Exercise directions.
Read through the records below and copy each line that uses the word "subtitle".

Stored rows.

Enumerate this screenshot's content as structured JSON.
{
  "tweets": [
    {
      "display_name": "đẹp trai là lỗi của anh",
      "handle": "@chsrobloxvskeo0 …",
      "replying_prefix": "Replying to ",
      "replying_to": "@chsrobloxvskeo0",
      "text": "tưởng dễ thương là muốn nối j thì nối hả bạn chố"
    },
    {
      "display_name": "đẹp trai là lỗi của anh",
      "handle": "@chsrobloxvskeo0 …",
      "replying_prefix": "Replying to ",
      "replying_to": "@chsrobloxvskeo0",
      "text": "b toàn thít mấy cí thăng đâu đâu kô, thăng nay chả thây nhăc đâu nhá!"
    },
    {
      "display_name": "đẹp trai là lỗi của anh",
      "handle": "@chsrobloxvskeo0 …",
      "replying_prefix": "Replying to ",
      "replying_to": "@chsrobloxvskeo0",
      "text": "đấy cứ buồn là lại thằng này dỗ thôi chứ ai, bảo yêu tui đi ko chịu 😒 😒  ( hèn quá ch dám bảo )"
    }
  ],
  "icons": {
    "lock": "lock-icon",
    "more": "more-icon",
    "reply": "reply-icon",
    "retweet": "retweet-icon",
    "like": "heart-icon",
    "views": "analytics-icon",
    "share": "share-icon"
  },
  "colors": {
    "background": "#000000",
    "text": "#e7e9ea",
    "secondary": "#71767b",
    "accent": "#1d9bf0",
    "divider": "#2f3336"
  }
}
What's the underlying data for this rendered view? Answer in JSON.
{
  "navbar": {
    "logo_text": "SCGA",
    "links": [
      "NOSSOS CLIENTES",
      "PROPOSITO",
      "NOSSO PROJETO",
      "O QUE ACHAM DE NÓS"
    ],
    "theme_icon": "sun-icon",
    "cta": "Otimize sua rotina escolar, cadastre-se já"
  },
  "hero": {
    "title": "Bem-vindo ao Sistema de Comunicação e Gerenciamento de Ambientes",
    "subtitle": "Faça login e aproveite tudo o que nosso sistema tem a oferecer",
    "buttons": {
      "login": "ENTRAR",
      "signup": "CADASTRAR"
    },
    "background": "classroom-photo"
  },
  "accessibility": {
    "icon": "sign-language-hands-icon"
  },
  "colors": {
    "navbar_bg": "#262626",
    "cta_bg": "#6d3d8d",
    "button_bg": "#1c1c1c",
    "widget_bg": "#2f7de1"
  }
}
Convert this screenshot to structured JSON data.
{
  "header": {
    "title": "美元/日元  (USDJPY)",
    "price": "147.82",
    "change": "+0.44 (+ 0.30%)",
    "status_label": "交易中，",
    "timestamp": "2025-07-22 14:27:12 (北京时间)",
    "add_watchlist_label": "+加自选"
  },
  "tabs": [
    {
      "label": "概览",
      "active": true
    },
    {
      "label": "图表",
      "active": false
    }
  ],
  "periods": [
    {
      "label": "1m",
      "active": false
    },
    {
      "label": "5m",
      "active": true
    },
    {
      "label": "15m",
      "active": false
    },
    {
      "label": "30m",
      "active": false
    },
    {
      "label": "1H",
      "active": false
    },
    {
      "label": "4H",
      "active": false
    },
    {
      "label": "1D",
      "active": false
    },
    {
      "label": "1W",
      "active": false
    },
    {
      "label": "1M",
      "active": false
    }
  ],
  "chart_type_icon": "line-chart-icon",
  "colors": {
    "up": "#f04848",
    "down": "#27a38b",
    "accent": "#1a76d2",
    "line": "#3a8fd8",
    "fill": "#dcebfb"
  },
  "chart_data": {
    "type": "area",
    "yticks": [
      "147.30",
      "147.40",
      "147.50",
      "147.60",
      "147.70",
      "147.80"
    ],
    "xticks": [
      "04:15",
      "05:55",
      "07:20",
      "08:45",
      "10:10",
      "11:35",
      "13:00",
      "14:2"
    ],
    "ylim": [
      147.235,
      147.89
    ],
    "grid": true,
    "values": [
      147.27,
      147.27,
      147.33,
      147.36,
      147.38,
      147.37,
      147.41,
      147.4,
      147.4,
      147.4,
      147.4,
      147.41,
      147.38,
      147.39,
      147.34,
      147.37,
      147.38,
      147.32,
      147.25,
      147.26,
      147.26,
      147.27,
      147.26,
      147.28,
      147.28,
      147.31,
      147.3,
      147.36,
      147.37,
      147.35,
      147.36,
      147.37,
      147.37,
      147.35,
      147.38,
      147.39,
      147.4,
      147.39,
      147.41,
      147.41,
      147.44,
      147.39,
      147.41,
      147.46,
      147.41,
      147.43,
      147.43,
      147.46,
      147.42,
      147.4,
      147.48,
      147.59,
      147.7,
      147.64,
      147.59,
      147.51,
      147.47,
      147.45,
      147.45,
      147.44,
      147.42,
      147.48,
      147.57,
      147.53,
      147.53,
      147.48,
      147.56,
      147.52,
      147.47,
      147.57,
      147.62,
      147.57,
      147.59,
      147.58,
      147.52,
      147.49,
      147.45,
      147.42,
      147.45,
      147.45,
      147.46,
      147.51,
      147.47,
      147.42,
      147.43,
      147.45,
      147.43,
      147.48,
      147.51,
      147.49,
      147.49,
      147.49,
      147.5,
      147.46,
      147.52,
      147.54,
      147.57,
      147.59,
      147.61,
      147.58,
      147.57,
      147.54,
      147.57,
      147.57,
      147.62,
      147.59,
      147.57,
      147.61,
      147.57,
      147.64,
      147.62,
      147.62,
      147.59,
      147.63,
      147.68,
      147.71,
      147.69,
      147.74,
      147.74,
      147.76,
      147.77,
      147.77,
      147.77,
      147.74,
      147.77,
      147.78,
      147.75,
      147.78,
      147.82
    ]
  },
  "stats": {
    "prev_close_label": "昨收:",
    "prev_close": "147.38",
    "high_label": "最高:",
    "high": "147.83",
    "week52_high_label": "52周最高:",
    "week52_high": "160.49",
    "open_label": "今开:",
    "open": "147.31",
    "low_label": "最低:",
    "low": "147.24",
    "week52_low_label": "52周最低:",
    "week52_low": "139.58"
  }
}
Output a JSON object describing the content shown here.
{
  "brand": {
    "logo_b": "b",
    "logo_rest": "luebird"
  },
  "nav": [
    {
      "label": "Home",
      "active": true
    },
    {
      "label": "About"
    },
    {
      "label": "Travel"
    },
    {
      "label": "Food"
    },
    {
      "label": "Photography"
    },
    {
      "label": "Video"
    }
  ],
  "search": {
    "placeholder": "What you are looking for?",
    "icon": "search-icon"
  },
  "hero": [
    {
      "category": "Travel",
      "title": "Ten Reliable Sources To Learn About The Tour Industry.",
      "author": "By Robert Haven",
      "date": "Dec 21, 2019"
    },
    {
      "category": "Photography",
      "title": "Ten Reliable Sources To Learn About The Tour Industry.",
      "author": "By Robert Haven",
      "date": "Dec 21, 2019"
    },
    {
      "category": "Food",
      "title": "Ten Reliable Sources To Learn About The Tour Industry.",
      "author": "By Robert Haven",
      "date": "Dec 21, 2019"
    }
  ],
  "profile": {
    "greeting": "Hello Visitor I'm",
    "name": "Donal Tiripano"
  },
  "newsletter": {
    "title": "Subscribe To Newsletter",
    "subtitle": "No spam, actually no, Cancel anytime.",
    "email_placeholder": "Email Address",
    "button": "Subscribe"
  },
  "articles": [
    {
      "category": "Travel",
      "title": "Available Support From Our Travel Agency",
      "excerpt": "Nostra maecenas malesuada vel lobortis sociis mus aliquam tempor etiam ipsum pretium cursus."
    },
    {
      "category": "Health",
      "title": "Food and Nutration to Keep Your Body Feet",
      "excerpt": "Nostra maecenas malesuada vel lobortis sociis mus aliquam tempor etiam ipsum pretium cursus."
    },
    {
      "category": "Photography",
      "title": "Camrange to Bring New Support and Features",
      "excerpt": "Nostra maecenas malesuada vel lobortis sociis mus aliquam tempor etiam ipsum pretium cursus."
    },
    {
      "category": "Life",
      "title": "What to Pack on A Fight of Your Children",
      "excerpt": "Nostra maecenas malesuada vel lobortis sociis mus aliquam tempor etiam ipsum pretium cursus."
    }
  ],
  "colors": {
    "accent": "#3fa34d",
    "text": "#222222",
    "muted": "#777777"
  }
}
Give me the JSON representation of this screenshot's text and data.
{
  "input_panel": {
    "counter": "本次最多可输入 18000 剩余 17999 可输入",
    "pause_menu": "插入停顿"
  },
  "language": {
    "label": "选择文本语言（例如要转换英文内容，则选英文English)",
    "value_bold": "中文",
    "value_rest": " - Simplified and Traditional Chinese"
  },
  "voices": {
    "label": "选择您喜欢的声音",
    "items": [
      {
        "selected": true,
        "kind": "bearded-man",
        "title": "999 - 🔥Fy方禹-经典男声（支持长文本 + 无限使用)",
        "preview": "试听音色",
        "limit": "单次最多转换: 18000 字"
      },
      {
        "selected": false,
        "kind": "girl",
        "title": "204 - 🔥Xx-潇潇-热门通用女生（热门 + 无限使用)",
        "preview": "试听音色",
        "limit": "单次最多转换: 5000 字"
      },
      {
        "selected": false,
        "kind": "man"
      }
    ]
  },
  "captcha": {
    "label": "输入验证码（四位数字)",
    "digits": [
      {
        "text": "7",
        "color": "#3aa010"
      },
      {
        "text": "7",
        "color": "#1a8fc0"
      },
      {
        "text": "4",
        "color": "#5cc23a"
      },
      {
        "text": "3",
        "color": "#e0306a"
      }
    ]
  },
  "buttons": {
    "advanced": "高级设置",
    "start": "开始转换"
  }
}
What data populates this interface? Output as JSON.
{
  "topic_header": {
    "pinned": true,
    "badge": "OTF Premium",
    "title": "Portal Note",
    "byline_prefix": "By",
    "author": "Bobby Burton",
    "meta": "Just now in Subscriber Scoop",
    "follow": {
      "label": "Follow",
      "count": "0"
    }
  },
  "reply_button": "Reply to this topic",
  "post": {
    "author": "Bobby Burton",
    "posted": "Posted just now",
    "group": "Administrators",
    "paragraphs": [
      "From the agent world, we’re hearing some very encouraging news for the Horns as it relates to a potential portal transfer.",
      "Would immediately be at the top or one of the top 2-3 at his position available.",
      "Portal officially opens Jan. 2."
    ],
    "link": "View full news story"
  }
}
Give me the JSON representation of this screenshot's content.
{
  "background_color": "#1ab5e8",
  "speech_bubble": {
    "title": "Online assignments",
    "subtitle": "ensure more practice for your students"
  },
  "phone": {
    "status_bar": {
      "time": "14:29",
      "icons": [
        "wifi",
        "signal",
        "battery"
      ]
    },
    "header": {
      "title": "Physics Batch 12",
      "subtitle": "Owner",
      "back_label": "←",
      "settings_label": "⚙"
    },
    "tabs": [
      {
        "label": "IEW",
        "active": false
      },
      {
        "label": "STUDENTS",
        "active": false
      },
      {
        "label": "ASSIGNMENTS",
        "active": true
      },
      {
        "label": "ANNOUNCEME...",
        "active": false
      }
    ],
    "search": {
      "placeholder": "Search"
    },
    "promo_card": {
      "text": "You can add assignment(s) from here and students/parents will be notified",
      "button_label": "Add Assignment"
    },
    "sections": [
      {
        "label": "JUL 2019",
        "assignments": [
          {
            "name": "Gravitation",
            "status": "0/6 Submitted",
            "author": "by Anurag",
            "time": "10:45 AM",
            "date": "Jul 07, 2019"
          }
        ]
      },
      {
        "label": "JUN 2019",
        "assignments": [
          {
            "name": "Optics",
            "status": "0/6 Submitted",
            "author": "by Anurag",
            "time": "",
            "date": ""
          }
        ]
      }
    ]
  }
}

Exercise answer.
    "subtitle": "Faça login e aproveite tudo o que nosso sistema tem a oferecer",
    "subtitle": "No spam, actually no, Cancel anytime.",
    "subtitle": "ensure more practice for your students"
      "subtitle": "Owner",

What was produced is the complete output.